begin PROVIDED RECORDS
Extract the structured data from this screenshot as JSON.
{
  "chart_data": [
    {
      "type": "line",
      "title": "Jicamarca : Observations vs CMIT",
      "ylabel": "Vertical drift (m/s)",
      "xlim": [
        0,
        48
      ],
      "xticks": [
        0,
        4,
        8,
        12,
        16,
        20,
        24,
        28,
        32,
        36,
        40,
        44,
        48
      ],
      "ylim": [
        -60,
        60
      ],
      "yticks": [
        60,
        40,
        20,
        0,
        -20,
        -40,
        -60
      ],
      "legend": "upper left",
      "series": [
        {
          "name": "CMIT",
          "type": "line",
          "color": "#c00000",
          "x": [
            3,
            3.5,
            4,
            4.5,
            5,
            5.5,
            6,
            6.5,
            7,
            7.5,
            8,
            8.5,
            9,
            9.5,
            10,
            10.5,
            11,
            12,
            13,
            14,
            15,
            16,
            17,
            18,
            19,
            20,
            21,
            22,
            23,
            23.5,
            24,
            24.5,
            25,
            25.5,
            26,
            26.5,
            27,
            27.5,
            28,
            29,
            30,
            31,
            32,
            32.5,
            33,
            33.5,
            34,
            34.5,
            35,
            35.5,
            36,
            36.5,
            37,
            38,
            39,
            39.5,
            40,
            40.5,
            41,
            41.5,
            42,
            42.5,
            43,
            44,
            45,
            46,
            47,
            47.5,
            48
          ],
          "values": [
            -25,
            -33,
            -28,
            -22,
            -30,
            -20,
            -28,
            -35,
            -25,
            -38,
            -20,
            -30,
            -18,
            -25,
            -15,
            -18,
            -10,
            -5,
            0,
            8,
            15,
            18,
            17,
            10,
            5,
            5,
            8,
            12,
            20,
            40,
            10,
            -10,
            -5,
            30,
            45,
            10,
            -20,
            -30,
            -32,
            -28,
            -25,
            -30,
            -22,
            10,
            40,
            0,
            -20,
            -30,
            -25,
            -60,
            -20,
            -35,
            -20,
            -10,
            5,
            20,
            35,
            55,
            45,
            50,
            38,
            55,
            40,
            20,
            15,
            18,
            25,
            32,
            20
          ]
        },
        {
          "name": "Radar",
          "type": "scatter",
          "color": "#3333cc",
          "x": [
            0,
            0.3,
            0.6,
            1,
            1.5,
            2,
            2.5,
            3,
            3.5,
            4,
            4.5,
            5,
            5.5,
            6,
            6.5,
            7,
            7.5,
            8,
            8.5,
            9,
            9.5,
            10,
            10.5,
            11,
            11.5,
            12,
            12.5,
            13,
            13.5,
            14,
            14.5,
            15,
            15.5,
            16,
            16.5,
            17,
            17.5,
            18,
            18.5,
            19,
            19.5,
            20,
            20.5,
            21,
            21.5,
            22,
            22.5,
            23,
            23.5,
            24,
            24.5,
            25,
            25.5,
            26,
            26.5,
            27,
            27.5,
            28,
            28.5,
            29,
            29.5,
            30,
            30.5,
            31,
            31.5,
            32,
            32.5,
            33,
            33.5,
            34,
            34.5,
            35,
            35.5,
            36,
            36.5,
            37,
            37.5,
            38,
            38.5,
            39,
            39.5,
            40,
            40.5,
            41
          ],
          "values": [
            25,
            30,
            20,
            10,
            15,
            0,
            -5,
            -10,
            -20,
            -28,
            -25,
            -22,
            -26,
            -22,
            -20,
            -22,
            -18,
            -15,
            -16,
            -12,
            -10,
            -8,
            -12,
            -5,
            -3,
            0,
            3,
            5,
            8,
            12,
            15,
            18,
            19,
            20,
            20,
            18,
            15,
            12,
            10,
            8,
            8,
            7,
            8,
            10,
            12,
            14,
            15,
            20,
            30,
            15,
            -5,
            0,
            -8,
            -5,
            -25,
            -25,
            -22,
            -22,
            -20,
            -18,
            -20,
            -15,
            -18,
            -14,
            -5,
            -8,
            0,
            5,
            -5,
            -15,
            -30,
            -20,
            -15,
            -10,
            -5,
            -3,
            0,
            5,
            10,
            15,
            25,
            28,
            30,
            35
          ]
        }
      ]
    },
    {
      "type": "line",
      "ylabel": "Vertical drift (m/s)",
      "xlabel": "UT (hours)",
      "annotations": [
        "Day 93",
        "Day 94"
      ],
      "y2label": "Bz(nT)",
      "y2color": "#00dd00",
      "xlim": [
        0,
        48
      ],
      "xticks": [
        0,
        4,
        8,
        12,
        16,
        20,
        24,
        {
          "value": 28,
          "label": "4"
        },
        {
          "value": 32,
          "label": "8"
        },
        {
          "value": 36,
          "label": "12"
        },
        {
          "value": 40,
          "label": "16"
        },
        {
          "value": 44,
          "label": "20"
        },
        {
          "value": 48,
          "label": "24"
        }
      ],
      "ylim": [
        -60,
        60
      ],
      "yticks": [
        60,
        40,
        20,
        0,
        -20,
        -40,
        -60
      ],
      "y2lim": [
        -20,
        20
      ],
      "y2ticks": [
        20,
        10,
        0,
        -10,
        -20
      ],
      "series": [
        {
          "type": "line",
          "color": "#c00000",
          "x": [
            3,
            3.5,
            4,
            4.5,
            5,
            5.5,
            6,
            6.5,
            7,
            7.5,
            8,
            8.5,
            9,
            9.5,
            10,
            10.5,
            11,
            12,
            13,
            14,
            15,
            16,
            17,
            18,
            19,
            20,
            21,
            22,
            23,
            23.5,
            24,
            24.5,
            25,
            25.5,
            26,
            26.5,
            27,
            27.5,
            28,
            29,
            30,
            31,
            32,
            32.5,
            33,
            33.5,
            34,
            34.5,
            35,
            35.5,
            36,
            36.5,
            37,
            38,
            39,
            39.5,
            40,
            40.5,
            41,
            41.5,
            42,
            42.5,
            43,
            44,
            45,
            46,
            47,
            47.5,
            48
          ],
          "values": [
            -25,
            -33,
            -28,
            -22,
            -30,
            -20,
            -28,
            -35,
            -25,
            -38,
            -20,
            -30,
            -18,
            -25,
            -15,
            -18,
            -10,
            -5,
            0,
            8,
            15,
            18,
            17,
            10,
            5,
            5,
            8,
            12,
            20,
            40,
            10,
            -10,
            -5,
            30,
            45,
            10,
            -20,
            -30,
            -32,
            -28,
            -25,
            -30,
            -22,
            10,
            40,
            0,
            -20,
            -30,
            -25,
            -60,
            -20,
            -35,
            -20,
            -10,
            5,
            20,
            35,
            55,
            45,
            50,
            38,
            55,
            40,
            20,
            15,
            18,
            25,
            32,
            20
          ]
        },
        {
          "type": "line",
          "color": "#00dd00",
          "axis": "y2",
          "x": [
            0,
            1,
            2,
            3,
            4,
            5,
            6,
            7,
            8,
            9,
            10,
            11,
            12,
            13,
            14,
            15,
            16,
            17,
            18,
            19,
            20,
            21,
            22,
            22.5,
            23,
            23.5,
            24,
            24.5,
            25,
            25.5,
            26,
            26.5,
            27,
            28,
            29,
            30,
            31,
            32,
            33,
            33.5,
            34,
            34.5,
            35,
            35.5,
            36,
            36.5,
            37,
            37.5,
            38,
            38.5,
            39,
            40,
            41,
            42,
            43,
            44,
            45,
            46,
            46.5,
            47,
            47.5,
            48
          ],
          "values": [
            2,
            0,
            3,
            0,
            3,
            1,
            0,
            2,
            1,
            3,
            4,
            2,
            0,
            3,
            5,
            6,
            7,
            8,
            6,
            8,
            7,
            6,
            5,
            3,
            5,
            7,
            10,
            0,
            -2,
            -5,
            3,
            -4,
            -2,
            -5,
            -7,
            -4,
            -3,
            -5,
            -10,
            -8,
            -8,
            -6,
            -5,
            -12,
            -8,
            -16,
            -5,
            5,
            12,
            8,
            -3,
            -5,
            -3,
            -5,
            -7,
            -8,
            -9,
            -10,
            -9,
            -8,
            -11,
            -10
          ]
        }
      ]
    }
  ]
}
end PROVIDED RECORDS
- _GIVEN INSTRUCTION_:
Filter for "CMIT". Return all lines that hold it.

- _OUTPUT BELOW_:
      "title": "Jicamarca : Observations vs CMIT",
          "name": "CMIT",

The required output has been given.